What to produce ::
Report how many lines below contain the word "serum". Give only the number.
____
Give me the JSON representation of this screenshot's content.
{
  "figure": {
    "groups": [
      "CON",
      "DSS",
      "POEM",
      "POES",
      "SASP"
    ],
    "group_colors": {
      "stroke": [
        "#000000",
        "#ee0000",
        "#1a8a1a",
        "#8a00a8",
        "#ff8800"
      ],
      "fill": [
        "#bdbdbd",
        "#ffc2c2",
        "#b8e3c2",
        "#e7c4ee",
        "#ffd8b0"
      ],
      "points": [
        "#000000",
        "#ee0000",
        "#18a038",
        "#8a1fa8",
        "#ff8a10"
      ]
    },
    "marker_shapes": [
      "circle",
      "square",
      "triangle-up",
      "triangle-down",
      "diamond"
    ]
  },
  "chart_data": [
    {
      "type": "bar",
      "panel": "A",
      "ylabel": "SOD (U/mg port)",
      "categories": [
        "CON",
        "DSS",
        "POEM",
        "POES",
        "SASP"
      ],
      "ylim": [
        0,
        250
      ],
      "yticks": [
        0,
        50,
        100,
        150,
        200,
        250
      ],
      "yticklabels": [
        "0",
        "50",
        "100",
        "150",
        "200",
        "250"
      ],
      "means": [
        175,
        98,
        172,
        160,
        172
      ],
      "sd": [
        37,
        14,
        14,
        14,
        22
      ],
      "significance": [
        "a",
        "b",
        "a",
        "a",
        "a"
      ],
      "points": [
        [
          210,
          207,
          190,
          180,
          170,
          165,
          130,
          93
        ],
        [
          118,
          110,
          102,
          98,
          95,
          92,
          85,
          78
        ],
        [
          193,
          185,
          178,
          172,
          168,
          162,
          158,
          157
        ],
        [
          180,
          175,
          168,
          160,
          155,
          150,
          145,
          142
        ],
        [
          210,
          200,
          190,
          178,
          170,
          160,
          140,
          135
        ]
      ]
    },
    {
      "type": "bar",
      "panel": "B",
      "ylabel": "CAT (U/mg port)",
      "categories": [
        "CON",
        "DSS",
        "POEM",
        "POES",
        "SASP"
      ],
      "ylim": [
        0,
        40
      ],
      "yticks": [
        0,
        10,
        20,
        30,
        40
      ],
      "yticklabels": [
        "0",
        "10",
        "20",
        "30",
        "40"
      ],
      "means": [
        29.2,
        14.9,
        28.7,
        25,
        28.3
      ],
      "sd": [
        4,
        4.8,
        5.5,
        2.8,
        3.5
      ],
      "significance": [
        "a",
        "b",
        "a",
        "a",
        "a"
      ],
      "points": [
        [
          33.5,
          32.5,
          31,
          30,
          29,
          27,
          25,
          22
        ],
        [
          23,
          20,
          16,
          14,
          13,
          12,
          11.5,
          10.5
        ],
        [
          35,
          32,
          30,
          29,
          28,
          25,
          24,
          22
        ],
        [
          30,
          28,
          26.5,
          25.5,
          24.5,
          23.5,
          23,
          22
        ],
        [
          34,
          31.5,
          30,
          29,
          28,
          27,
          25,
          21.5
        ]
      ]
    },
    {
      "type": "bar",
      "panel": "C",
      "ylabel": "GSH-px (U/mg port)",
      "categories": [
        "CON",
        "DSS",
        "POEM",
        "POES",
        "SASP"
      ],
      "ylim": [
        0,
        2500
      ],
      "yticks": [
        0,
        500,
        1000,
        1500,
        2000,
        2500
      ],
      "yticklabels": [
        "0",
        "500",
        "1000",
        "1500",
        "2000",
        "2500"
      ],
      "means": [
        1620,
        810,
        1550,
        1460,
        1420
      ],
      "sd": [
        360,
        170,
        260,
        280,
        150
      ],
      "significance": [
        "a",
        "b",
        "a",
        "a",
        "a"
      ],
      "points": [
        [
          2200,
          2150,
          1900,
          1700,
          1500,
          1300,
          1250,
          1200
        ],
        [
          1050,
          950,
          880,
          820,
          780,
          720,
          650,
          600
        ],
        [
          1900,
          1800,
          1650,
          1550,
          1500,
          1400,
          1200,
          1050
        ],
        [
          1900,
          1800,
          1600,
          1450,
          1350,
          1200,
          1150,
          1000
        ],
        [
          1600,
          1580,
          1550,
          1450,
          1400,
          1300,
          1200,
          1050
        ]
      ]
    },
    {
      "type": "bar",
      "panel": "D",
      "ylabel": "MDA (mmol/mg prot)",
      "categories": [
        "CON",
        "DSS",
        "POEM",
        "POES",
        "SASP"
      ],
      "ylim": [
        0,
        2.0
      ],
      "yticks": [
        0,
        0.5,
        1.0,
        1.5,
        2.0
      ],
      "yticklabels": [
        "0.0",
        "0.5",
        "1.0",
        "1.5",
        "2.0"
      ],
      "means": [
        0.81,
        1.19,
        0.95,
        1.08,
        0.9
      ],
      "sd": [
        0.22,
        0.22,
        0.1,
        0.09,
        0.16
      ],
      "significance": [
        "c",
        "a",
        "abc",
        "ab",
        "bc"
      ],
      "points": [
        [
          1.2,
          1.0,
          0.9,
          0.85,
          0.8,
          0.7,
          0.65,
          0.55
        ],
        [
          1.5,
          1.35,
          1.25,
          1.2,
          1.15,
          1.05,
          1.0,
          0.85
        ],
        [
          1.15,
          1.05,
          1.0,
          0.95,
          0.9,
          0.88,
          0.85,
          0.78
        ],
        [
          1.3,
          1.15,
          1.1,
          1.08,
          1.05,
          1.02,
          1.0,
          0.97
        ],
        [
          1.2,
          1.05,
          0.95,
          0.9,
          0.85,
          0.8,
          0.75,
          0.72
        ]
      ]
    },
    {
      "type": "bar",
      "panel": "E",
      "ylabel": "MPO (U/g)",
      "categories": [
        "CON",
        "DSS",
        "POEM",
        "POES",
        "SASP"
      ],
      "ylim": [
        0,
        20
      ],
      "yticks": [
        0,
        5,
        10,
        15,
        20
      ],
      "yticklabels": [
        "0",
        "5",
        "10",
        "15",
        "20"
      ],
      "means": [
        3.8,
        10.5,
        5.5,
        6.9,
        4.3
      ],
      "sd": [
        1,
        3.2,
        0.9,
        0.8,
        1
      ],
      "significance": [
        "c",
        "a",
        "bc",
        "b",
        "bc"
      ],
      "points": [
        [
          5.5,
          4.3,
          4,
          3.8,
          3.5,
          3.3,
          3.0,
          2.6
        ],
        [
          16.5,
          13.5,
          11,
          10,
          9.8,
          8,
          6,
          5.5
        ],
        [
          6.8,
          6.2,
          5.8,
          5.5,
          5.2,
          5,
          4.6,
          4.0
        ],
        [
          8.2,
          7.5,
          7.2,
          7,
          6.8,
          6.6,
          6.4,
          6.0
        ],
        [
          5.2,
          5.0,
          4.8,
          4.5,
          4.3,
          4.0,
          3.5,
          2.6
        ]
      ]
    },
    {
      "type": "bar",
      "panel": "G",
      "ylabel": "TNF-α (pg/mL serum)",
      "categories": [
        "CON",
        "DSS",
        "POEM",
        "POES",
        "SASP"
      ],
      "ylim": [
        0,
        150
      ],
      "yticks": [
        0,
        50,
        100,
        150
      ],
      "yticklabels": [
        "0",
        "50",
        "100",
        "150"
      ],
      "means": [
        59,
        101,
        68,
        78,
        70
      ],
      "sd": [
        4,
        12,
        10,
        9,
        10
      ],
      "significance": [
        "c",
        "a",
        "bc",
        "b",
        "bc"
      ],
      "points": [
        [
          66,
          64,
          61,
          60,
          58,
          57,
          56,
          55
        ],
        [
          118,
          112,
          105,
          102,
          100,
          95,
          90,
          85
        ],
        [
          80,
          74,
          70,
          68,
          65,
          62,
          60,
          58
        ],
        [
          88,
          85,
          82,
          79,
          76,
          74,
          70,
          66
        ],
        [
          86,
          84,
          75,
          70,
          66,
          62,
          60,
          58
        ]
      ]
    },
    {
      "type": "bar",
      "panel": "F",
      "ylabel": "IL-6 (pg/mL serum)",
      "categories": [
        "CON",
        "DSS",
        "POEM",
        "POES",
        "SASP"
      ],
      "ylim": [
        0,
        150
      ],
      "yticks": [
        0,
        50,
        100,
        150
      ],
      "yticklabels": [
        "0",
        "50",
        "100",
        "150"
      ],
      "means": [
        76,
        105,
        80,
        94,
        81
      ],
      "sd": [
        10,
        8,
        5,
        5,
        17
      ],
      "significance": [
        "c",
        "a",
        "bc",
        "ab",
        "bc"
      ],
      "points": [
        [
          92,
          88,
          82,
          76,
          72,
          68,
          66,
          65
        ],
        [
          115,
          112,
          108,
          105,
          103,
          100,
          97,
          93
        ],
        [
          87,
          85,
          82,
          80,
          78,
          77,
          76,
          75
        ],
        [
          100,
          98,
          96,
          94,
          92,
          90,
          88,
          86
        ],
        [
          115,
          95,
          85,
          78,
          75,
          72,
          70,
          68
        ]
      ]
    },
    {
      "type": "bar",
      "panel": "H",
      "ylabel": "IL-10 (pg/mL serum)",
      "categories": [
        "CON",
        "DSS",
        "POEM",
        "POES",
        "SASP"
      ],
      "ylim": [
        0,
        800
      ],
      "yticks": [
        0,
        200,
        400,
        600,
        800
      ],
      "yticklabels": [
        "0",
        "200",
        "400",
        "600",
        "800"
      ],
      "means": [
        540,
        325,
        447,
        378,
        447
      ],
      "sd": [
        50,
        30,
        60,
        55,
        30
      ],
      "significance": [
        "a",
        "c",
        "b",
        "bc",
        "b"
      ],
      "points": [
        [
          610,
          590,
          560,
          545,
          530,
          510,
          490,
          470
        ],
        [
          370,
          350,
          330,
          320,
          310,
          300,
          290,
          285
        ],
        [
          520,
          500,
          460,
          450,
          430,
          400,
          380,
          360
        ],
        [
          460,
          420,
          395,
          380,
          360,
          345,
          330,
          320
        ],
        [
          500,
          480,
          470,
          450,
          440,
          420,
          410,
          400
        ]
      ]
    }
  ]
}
____
Answer to this problem ::
3